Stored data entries
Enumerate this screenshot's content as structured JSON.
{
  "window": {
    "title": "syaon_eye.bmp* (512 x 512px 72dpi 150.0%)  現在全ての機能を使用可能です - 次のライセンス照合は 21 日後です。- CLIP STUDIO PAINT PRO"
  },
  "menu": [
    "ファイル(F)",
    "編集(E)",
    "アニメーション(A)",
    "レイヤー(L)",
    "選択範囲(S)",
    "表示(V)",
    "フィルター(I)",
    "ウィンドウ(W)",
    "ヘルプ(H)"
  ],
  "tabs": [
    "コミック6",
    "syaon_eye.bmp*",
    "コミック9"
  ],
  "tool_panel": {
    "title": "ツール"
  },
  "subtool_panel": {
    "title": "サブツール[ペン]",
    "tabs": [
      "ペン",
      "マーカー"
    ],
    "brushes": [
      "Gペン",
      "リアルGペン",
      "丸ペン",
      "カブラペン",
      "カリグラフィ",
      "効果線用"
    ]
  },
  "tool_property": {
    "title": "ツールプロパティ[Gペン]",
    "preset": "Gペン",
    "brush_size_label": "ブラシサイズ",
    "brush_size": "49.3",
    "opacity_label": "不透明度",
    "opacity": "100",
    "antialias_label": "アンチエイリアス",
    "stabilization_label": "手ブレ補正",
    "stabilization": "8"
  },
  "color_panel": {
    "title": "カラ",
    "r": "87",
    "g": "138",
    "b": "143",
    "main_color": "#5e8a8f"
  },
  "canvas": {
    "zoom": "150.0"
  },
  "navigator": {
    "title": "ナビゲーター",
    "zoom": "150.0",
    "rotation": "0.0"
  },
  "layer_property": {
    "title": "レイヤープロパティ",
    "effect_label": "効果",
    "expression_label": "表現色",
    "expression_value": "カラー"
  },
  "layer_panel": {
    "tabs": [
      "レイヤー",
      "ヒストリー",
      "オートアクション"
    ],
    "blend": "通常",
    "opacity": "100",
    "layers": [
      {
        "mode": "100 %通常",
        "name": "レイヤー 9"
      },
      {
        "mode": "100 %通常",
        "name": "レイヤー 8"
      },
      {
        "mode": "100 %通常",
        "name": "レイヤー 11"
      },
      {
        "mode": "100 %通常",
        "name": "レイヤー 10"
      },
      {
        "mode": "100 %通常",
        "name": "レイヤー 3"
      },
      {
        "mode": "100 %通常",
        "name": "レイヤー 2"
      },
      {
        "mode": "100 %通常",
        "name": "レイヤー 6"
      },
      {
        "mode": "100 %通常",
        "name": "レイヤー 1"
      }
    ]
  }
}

| Aim of the exercise |
Write out the full listing exactly as given.

| Exercise result |
Enumerate this screenshot's content as structured JSON.
{
  "window": {
    "title": "syaon_eye.bmp* (512 x 512px 72dpi 150.0%)  現在全ての機能を使用可能です - 次のライセンス照合は 21 日後です。- CLIP STUDIO PAINT PRO"
  },
  "menu": [
    "ファイル(F)",
    "編集(E)",
    "アニメーション(A)",
    "レイヤー(L)",
    "選択範囲(S)",
    "表示(V)",
    "フィルター(I)",
    "ウィンドウ(W)",
    "ヘルプ(H)"
  ],
  "tabs": [
    "コミック6",
    "syaon_eye.bmp*",
    "コミック9"
  ],
  "tool_panel": {
    "title": "ツール"
  },
  "subtool_panel": {
    "title": "サブツール[ペン]",
    "tabs": [
      "ペン",
      "マーカー"
    ],
    "brushes": [
      "Gペン",
      "リアルGペン",
      "丸ペン",
      "カブラペン",
      "カリグラフィ",
      "効果線用"
    ]
  },
  "tool_property": {
    "title": "ツールプロパティ[Gペン]",
    "preset": "Gペン",
    "brush_size_label": "ブラシサイズ",
    "brush_size": "49.3",
    "opacity_label": "不透明度",
    "opacity": "100",
    "antialias_label": "アンチエイリアス",
    "stabilization_label": "手ブレ補正",
    "stabilization": "8"
  },
  "color_panel": {
    "title": "カラ",
    "r": "87",
    "g": "138",
    "b": "143",
    "main_color": "#5e8a8f"
  },
  "canvas": {
    "zoom": "150.0"
  },
  "navigator": {
    "title": "ナビゲーター",
    "zoom": "150.0",
    "rotation": "0.0"
  },
  "layer_property": {
    "title": "レイヤープロパティ",
    "effect_label": "効果",
    "expression_label": "表現色",
    "expression_value": "カラー"
  },
  "layer_panel": {
    "tabs": [
      "レイヤー",
      "ヒストリー",
      "オートアクション"
    ],
    "blend": "通常",
    "opacity": "100",
    "layers": [
      {
        "mode": "100 %通常",
        "name": "レイヤー 9"
      },
      {
        "mode": "100 %通常",
        "name": "レイヤー 8"
      },
      {
        "mode": "100 %通常",
        "name": "レイヤー 11"
      },
      {
        "mode": "100 %通常",
        "name": "レイヤー 10"
      },
      {
        "mode": "100 %通常",
        "name": "レイヤー 3"
      },
      {
        "mode": "100 %通常",
        "name": "レイヤー 2"
      },
      {
        "mode": "100 %通常",
        "name": "レイヤー 6"
      },
      {
        "mode": "100 %通常",
        "name": "レイヤー 1"
      }
    ]
  }
}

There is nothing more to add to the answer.